*Task inputs*:
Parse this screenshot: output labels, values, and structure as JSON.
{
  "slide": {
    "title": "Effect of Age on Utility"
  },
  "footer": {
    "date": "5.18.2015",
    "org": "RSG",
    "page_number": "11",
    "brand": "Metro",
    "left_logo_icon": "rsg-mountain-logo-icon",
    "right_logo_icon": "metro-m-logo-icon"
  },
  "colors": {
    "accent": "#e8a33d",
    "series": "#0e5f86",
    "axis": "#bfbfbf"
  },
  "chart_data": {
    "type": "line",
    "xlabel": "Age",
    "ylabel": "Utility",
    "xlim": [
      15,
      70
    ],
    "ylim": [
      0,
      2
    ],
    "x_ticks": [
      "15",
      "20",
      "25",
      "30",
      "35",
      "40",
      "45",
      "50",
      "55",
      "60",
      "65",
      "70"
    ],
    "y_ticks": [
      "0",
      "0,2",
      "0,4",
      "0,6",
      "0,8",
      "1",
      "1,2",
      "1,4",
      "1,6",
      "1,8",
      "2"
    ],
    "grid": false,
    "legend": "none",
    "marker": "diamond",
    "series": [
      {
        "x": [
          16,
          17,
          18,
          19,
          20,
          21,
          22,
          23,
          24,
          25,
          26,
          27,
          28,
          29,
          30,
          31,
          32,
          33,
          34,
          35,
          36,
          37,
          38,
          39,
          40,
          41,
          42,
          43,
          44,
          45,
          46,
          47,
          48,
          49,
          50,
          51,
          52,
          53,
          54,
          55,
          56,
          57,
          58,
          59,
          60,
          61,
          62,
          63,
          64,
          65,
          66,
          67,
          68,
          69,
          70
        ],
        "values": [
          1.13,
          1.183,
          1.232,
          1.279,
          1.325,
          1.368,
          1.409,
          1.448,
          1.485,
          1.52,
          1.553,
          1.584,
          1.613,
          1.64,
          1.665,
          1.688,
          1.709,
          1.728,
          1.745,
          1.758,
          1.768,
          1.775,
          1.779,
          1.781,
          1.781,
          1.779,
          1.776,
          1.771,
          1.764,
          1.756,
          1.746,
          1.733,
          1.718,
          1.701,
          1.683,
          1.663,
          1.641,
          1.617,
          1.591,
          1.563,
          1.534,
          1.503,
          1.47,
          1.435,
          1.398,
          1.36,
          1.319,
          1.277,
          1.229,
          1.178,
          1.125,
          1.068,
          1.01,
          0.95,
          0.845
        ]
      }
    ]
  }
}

*What to produce*: Using the entries above, please restate each one word for word.

*The reply*:
Parse this screenshot: output labels, values, and structure as JSON.
{
  "slide": {
    "title": "Effect of Age on Utility"
  },
  "footer": {
    "date": "5.18.2015",
    "org": "RSG",
    "page_number": "11",
    "brand": "Metro",
    "left_logo_icon": "rsg-mountain-logo-icon",
    "right_logo_icon": "metro-m-logo-icon"
  },
  "colors": {
    "accent": "#e8a33d",
    "series": "#0e5f86",
    "axis": "#bfbfbf"
  },
  "chart_data": {
    "type": "line",
    "xlabel": "Age",
    "ylabel": "Utility",
    "xlim": [
      15,
      70
    ],
    "ylim": [
      0,
      2
    ],
    "x_ticks": [
      "15",
      "20",
      "25",
      "30",
      "35",
      "40",
      "45",
      "50",
      "55",
      "60",
      "65",
      "70"
    ],
    "y_ticks": [
      "0",
      "0,2",
      "0,4",
      "0,6",
      "0,8",
      "1",
      "1,2",
      "1,4",
      "1,6",
      "1,8",
      "2"
    ],
    "grid": false,
    "legend": "none",
    "marker": "diamond",
    "series": [
      {
        "x": [
          16,
          17,
          18,
          19,
          20,
          21,
          22,
          23,
          24,
          25,
          26,
          27,
          28,
          29,
          30,
          31,
          32,
          33,
          34,
          35,
          36,
          37,
          38,
          39,
          40,
          41,
          42,
          43,
          44,
          45,
          46,
          47,
          48,
          49,
          50,
          51,
          52,
          53,
          54,
          55,
          56,
          57,
          58,
          59,
          60,
          61,
          62,
          63,
          64,
          65,
          66,
          67,
          68,
          69,
          70
        ],
        "values": [
          1.13,
          1.183,
          1.232,
          1.279,
          1.325,
          1.368,
          1.409,
          1.448,
          1.485,
          1.52,
          1.553,
          1.584,
          1.613,
          1.64,
          1.665,
          1.688,
          1.709,
          1.728,
          1.745,
          1.758,
          1.768,
          1.775,
          1.779,
          1.781,
          1.781,
          1.779,
          1.776,
          1.771,
          1.764,
          1.756,
          1.746,
          1.733,
          1.718,
          1.701,
          1.683,
          1.663,
          1.641,
          1.617,
          1.591,
          1.563,
          1.534,
          1.503,
          1.47,
          1.435,
          1.398,
          1.36,
          1.319,
          1.277,
          1.229,
          1.178,
          1.125,
          1.068,
          1.01,
          0.95,
          0.845
        ]
      }
    ]
  }
}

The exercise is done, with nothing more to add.